Seçilen Metin:
# # # # #
Lidyalılar ve Dünyaları’na Yolculuk – Tuğçe Duysak

Lidyalılar ve Dünyaları’na Yolculuk*

YKY Vedat Nedim Tör Müzesi’nde bulunan Lidyalılar ve Dünyaları isimli sergi, Manisa Müzesi, Ankara Anadolu Medeniyetleri Müzesi, İstanbul Arkeoloji Müzesi ve daha birçok arkeoloji müzelerinden getirilen eserleri bünyesinde barındırıyor.

Sergi müzenin ikinci katında açılmış ve ikinci kata çıkana kadar duvarlarda ve sarkıtılmış olarak sikkelerin büyütülmüş kâğıttan levhalarını inceleyebiliyorsunuz. Kata ulaşıldığında ziyaretçi defterinin ve sergi kapsamında ve sergiyle aynı adı taşıyan Lidyalılar ve Dünyaları kitabının  üzerinde bulunduğu masayı görüyorsunuz. Girişin hemen iki yanında ise kabartmalı eserler var. Sol taraftaki eser; Artemis ve Kybele’yi gösteren mermer sunak  siteli. Manisa Arkeoloji Müzesinde bulunan eserin bir kopyası olduğunu görüyoruz çünkü eser mermerden yapılmış değil. Sağ tarafta ise Gökçelerden Kabartma’yı görüyoruz. Tanıtım levhasının üzerinde Manisa Arkeoloji Müzesi yazıyor ve devamındaki açıklamalar serginin verimli geçeceğinin bir göstergesi.
# # # # #
Verilen Görev 1: Lütfen sergi yazısının "Sergi müzenin ikinci katında" diye başlayan paragrafını, ana bilgileri koruyarak madde madde yeniden yaz.
Verilen Görev 2: Sergi yazısına göre Lidyalılar ve Dünyaları sergisi hangi müzede bulunuyor?
Verilen Görev 3: Lidyalılar ve Dünyaları sergisini anlatan sergi yazısını, son cümlesinden sonra gelecek şekilde sürdür.
Sonraki satırlar sergi yazısından bağımsız, ayrı bir malzemedir.

Veri Kesiti:
# # # # #
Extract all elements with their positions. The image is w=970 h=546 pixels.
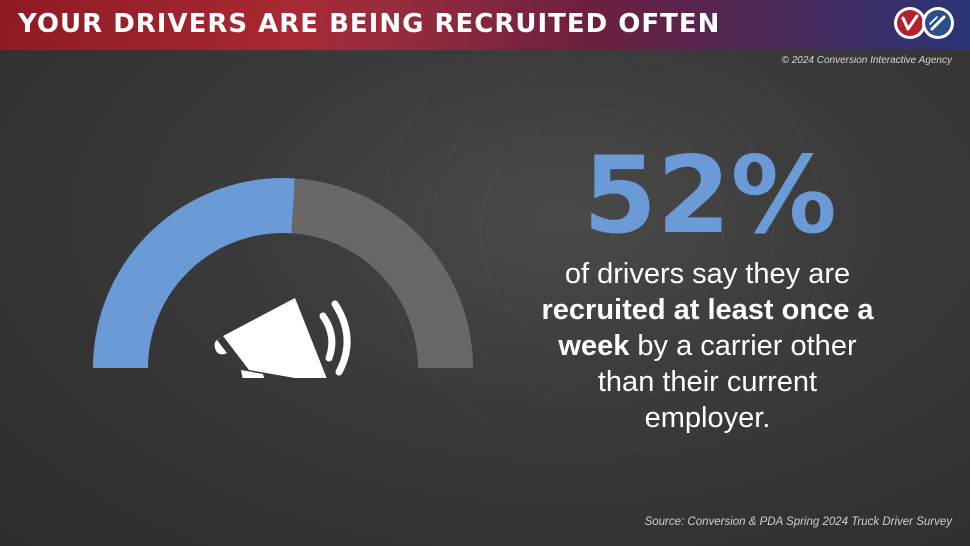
# # # # #
Son Yanıt 1:
- Sergi müzenin ikinci katında açılmış; ikinci kata çıkarken duvarlarda ve sarkıtılmış hâlde sikkelerin büyütülmüş kâğıt levhaları incelenebiliyor.
- Katta, ziyaretçi defterinin ve sergiyle aynı adı taşıyan Lidyalılar ve Dünyaları kitabının durduğu bir masa var.
- Girişin iki yanında kabartmalı eserler yer alıyor.
- Solda Artemis ve Kybele'yi gösteren mermer sunağın bir kopyası bulunuyor. Asıl eser Manisa Arkeoloji Müzesi'nde, kopya ise mermerden yapılmamış.
- Sağda Gökçelerden Kabartma yer alıyor. Tanıtım levhasında Manisa Arkeoloji Müzesi yazıyor ve levhadaki açıklamalar serginin verimli geçeceğini gösteriyor.

Son Yanıt 2: YKY Vedat Nedim Tör Müzesi'nde.

Son Yanıt 3:
Kapıdan içeriye girdiğimizde yerdeki ok işaretlerinden daha çok Lidya tipi ev canlandırması dikkatimizi çekiyor. Kartondan insanların işlerini yaptığı kompozisyon ve sol tarafında akan nehir özenli. Evlerin mimarisinin oldukça basit olduğu dikkatimizi çekiyor. Bir odadan oluşan ve hem işlerini yaptıkları, hem barındıkları yerler olduğunu öğreniyoruz Lidyalıların evlerinin. Nehir canlandırmasında ise yine karton Lidya insanı nehrin başında post yıkıyor ve postun üzerinde parıltılar var. Bu bana sergi esnasında edindiğim bilgilere göre, canlandırmanın Paktolos Nehri olabileceğini düşündürdü.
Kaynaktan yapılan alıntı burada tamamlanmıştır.